** Do this **
Look through the listing below and report how many lines contain "Neues", as a bare number.

# Start of Extracted information

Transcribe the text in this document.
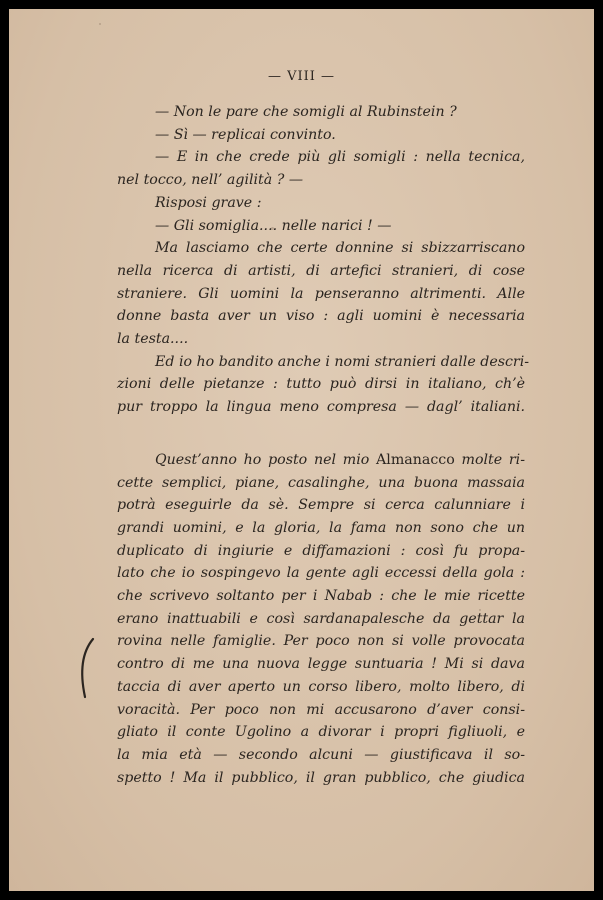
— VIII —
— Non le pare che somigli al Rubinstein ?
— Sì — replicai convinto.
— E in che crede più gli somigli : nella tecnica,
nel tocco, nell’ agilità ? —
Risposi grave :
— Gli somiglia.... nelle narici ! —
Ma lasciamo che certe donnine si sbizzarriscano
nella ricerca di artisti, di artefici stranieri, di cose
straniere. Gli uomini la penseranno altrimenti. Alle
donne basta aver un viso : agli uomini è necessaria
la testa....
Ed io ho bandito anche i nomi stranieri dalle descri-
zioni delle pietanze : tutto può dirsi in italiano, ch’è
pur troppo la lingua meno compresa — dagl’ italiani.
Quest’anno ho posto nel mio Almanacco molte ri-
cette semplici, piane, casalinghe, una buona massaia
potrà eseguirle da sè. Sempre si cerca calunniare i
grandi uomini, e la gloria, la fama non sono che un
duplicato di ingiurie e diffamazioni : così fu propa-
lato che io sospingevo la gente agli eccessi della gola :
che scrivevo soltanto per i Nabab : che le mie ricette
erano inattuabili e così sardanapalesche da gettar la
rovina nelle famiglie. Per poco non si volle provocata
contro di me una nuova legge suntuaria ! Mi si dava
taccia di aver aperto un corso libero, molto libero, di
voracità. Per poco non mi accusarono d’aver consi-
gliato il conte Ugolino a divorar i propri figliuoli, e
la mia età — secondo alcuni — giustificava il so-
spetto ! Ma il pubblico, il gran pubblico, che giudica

# End of Extracted information
# Start of Extracted information

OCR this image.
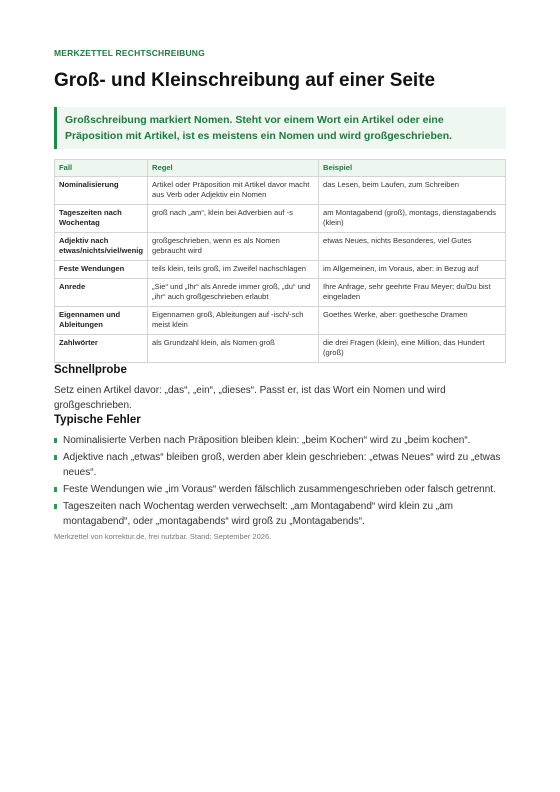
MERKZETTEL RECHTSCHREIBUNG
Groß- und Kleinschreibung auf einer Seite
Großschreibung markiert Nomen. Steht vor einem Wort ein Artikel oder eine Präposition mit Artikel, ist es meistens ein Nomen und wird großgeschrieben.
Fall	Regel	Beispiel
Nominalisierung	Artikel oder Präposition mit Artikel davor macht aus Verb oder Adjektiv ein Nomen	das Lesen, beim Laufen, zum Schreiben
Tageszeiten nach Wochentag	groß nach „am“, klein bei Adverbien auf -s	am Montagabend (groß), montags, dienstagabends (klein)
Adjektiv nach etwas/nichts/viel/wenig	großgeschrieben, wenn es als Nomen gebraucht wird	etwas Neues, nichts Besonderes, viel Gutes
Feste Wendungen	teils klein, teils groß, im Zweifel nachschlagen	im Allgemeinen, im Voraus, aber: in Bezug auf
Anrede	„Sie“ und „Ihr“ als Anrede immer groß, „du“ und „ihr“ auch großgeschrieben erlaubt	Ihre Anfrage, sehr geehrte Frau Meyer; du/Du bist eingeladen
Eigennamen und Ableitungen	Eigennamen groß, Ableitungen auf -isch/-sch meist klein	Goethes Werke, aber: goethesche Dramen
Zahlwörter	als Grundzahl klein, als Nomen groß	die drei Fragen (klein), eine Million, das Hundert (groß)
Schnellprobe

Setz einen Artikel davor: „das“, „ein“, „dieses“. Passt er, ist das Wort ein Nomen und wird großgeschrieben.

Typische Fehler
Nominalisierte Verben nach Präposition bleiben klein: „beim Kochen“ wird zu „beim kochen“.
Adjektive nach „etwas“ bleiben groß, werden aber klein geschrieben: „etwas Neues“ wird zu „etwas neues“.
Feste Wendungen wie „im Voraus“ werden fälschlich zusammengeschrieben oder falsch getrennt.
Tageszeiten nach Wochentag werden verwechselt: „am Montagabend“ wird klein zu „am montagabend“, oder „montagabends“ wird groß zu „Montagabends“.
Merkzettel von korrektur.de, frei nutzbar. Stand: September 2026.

# End of Extracted information

** Solution to the exercise **
2